▶ **TEXT PROVIDED**
┏━━

Re: [PATCH v4] tools/intel_guc_logger: Utility for capturing GuC firmware logs in a file

[Date Prev][Date Next][Thread Prev][Thread Next][Date Index][Thread Index]

 





On 10/10/2016 7:22 PM, Tvrtko Ursulin wrote:

On 10/10/2016 11:59, akash.goel@xxxxxxxxx wrote:
From: Akash Goel <akash.goel@xxxxxxxxx>

This patch provides a test utility which helps capture GuC firmware
logs and
then dump them to file.
The logs are pulled from a debugfs file
'/sys/kernel/debug/dri/guc_log' and
by default stored into a file 'guc_log_dump.dat'. The name, including the
location, of the output file can be changed through a command line
argument.

The utility goes into an infinite loop where it waits for the arrival
of new
logs and as soon as new set of logs are produced it captures them in
its local
buffer which is then flushed out to the file on disk.
Any time when logging needs to be ended, User can stop this utility
(CTRL+C).

Before entering into a loop, it first discards whatever logs are
present in
the debugfs file.
This way User can first launch this utility and then start a
workload/activity
for which GuC firmware logs are to be actually captured and keep
running the
utility for as long as its needed, like once the workload is over this
utility
can be forcefully stopped.

If the logging wasn't enabled on GuC side by the Driver at boot time,
utility
will first enable the logging and later on when it is stopped (CTRL+C)
it will
also pause the logging on GuC side.

v2:
- Use combination of alarm system call & SIGALRM signal to run the
utility
   for required duration. (Tvrtko)
- Fix inconsistencies, do minor cleanup and refactoring. (Tvrtko)

v3:
- Fix discrepancy for the output file command line option and update the
   Usage/help string.

v4:
- Update the exit condition for flusher thread, now will exit only after
   the capture loop is over and not when the flag to stop logging is set.
   This handles a corner case, due to which the dump of last captured
buffer
   was getting missed.
- Add a newline character at the end of assert messages.

┗━━

▶ **DATA**
┏━━

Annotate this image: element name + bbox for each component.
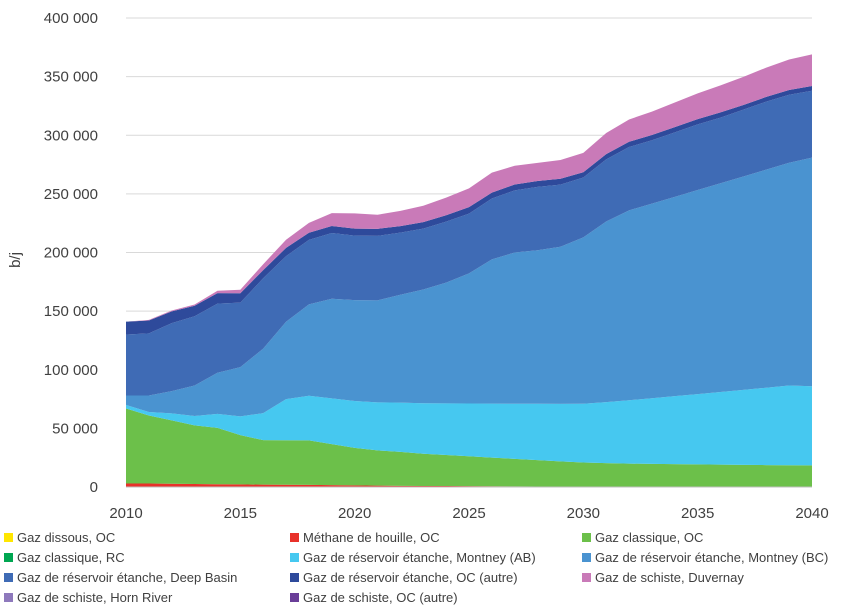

┗━━

▶ **PROBLEMS TO WORK ON**
a) Reproduce the GuC logger patch description from "- Fix inconsistencies, do" up to and including "Usage/help string.".
b) Answer these questions using the GuC logger patch description:
(i) Which debugfs file are the logs pulled from?
(ii) What is the default name of the file where the logs are stored?
(iii) According to the v4 changes, what character was added at the end of assert messages?
The material is separate from the patch description and stands apart from it.

▶ **IN RESPONSE**
a)
- Fix inconsistencies, do minor cleanup and refactoring. (Tvrtko)

v3:
- Fix discrepancy for the output file command line option and update the
   Usage/help string.

b)
(i) '/sys/kernel/debug/dri/guc_log'
(ii) 'guc_log_dump.dat'
(iii) A newline character